Information supplied:
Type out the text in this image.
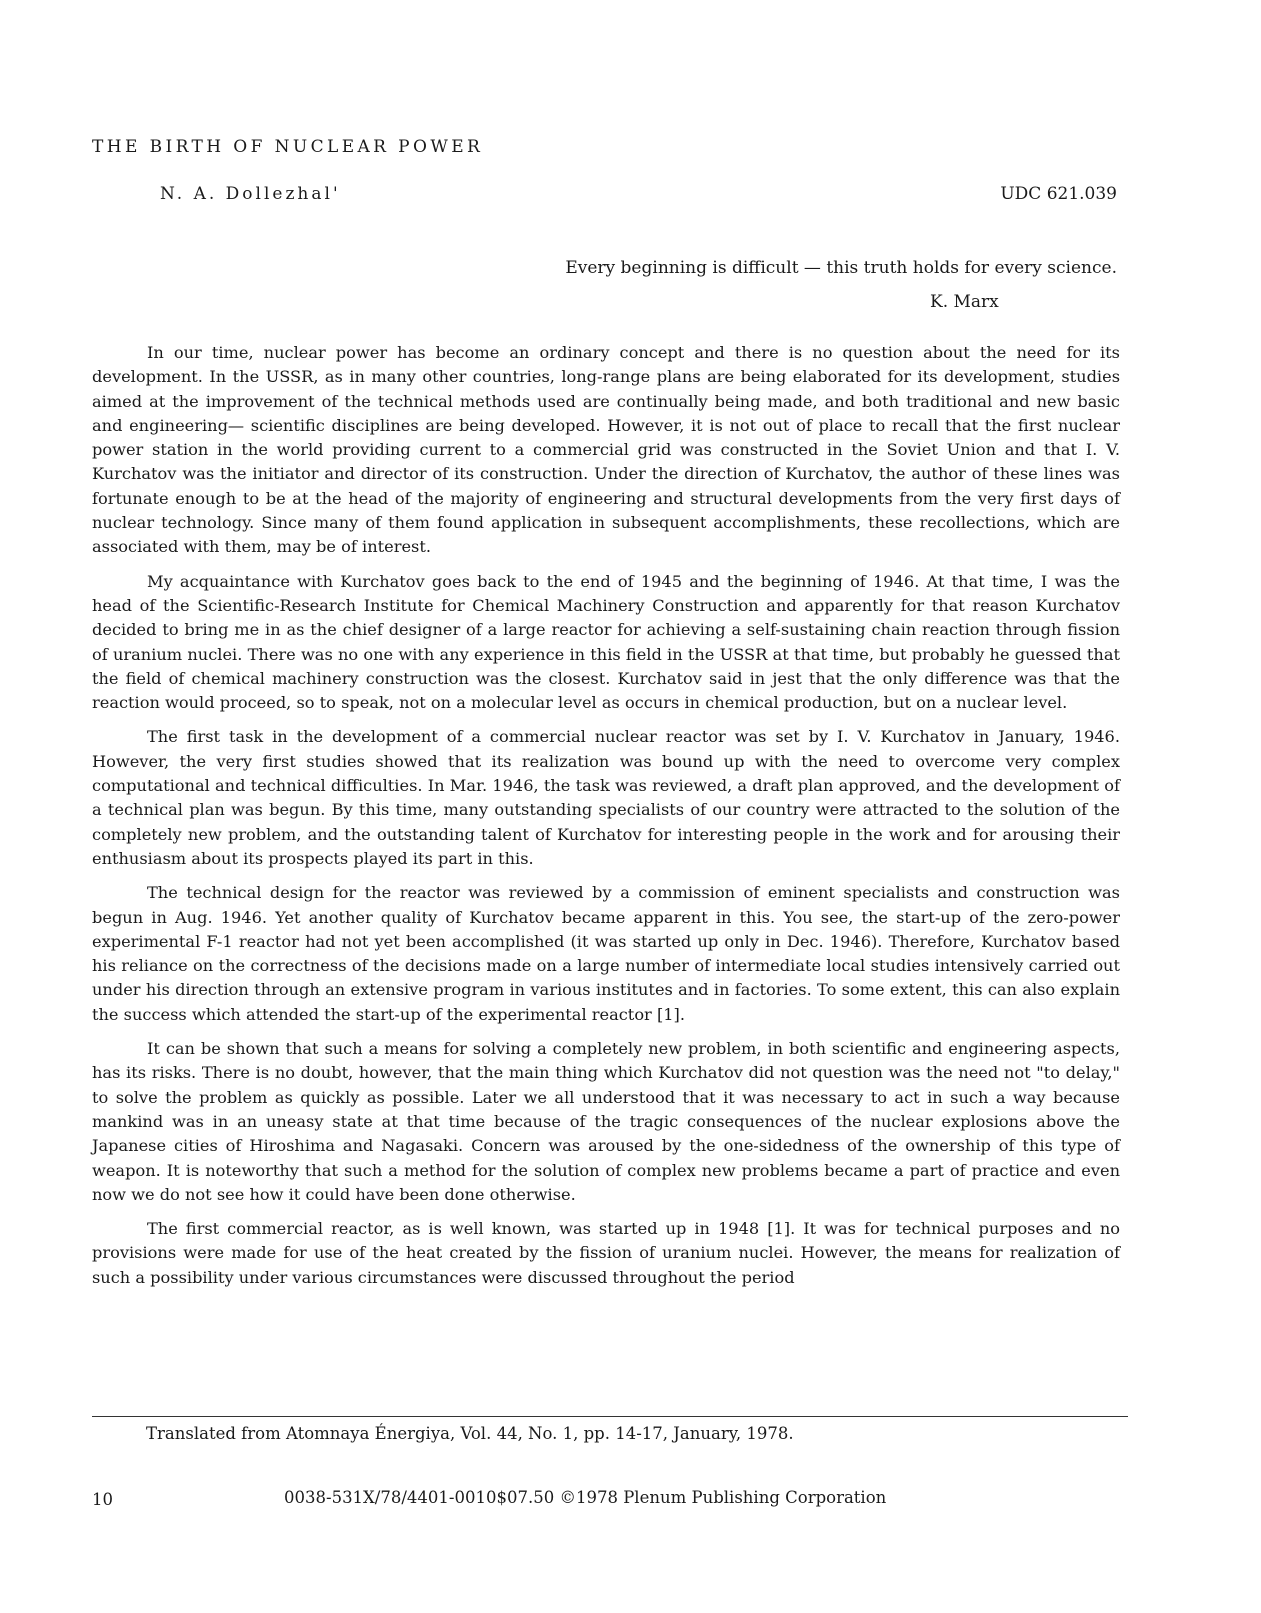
THE BIRTH OF NUCLEAR POWER
N. A. Dollezhal'	UDC 621.039
Every beginning is difficult — this truth holds for every science.
K. Marx

In our time, nuclear power has become an ordinary concept and there is no question about the need for its development. In the USSR, as in many other countries, long-range plans are being elaborated for its development, studies aimed at the improvement of the technical methods used are continually being made, and both traditional and new basic and engineering— scientific disciplines are being developed. However, it is not out of place to recall that the first nuclear power station in the world providing current to a commercial grid was constructed in the Soviet Union and that I. V. Kurchatov was the initiator and director of its construction. Under the direction of Kurchatov, the author of these lines was fortunate enough to be at the head of the majority of engineering and structural developments from the very first days of nuclear technology. Since many of them found application in subsequent accomplishments, these recollections, which are associated with them, may be of interest.

My acquaintance with Kurchatov goes back to the end of 1945 and the beginning of 1946. At that time, I was the head of the Scientific-Research Institute for Chemical Machinery Construction and apparently for that reason Kurchatov decided to bring me in as the chief designer of a large reactor for achieving a self-sustaining chain reaction through fission of uranium nuclei. There was no one with any experience in this field in the USSR at that time, but probably he guessed that the field of chemical machinery construction was the closest. Kurchatov said in jest that the only difference was that the reaction would proceed, so to speak, not on a molecular level as occurs in chemical production, but on a nuclear level.

The first task in the development of a commercial nuclear reactor was set by I. V. Kurchatov in January, 1946. However, the very first studies showed that its realization was bound up with the need to overcome very complex computational and technical difficulties. In Mar. 1946, the task was reviewed, a draft plan approved, and the development of a technical plan was begun. By this time, many outstanding specialists of our country were attracted to the solution of the completely new problem, and the outstanding talent of Kurchatov for interesting people in the work and for arousing their enthusiasm about its prospects played its part in this.

The technical design for the reactor was reviewed by a commission of eminent specialists and construction was begun in Aug. 1946. Yet another quality of Kurchatov became apparent in this. You see, the start-up of the zero-power experimental F-1 reactor had not yet been accomplished (it was started up only in Dec. 1946). Therefore, Kurchatov based his reliance on the correctness of the decisions made on a large number of intermediate local studies intensively carried out under his direction through an extensive program in various institutes and in factories. To some extent, this can also explain the success which attended the start-up of the experimental reactor [1].

It can be shown that such a means for solving a completely new problem, in both scientific and engineering aspects, has its risks. There is no doubt, however, that the main thing which Kurchatov did not question was the need not "to delay," to solve the problem as quickly as possible. Later we all understood that it was necessary to act in such a way because mankind was in an uneasy state at that time because of the tragic consequences of the nuclear explosions above the Japanese cities of Hiroshima and Nagasaki. Concern was aroused by the one-sidedness of the ownership of this type of weapon. It is noteworthy that such a method for the solution of complex new problems became a part of practice and even now we do not see how it could have been done otherwise.

The first commercial reactor, as is well known, was started up in 1948 [1]. It was for technical purposes and no provisions were made for use of the heat created by the fission of uranium nuclei. However, the means for realization of such a possibility under various circumstances were discussed throughout the period

Translated from Atomnaya Énergiya, Vol. 44, No. 1, pp. 14-17, January, 1978.
10	0038-531X/78/4401-0010$07.50 ©1978 Plenum Publishing Corporation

Your task:
Return every line of the records exactly as given, pictures excluded.

Result of the exercise:
Type out the text in this image.
THE BIRTH OF NUCLEAR POWER
N. A. Dollezhal'	UDC 621.039
Every beginning is difficult — this truth holds for every science.
K. Marx

In our time, nuclear power has become an ordinary concept and there is no question about the need for its development. In the USSR, as in many other countries, long-range plans are being elaborated for its development, studies aimed at the improvement of the technical methods used are continually being made, and both traditional and new basic and engineering— scientific disciplines are being developed. However, it is not out of place to recall that the first nuclear power station in the world providing current to a commercial grid was constructed in the Soviet Union and that I. V. Kurchatov was the initiator and director of its construction. Under the direction of Kurchatov, the author of these lines was fortunate enough to be at the head of the majority of engineering and structural developments from the very first days of nuclear technology. Since many of them found application in subsequent accomplishments, these recollections, which are associated with them, may be of interest.

My acquaintance with Kurchatov goes back to the end of 1945 and the beginning of 1946. At that time, I was the head of the Scientific-Research Institute for Chemical Machinery Construction and apparently for that reason Kurchatov decided to bring me in as the chief designer of a large reactor for achieving a self-sustaining chain reaction through fission of uranium nuclei. There was no one with any experience in this field in the USSR at that time, but probably he guessed that the field of chemical machinery construction was the closest. Kurchatov said in jest that the only difference was that the reaction would proceed, so to speak, not on a molecular level as occurs in chemical production, but on a nuclear level.

The first task in the development of a commercial nuclear reactor was set by I. V. Kurchatov in January, 1946. However, the very first studies showed that its realization was bound up with the need to overcome very complex computational and technical difficulties. In Mar. 1946, the task was reviewed, a draft plan approved, and the development of a technical plan was begun. By this time, many outstanding specialists of our country were attracted to the solution of the completely new problem, and the outstanding talent of Kurchatov for interesting people in the work and for arousing their enthusiasm about its prospects played its part in this.

The technical design for the reactor was reviewed by a commission of eminent specialists and construction was begun in Aug. 1946. Yet another quality of Kurchatov became apparent in this. You see, the start-up of the zero-power experimental F-1 reactor had not yet been accomplished (it was started up only in Dec. 1946). Therefore, Kurchatov based his reliance on the correctness of the decisions made on a large number of intermediate local studies intensively carried out under his direction through an extensive program in various institutes and in factories. To some extent, this can also explain the success which attended the start-up of the experimental reactor [1].

It can be shown that such a means for solving a completely new problem, in both scientific and engineering aspects, has its risks. There is no doubt, however, that the main thing which Kurchatov did not question was the need not "to delay," to solve the problem as quickly as possible. Later we all understood that it was necessary to act in such a way because mankind was in an uneasy state at that time because of the tragic consequences of the nuclear explosions above the Japanese cities of Hiroshima and Nagasaki. Concern was aroused by the one-sidedness of the ownership of this type of weapon. It is noteworthy that such a method for the solution of complex new problems became a part of practice and even now we do not see how it could have been done otherwise.

The first commercial reactor, as is well known, was started up in 1948 [1]. It was for technical purposes and no provisions were made for use of the heat created by the fission of uranium nuclei. However, the means for realization of such a possibility under various circumstances were discussed throughout the period

Translated from Atomnaya Énergiya, Vol. 44, No. 1, pp. 14-17, January, 1978.
10	0038-531X/78/4401-0010$07.50 ©1978 Plenum Publishing Corporation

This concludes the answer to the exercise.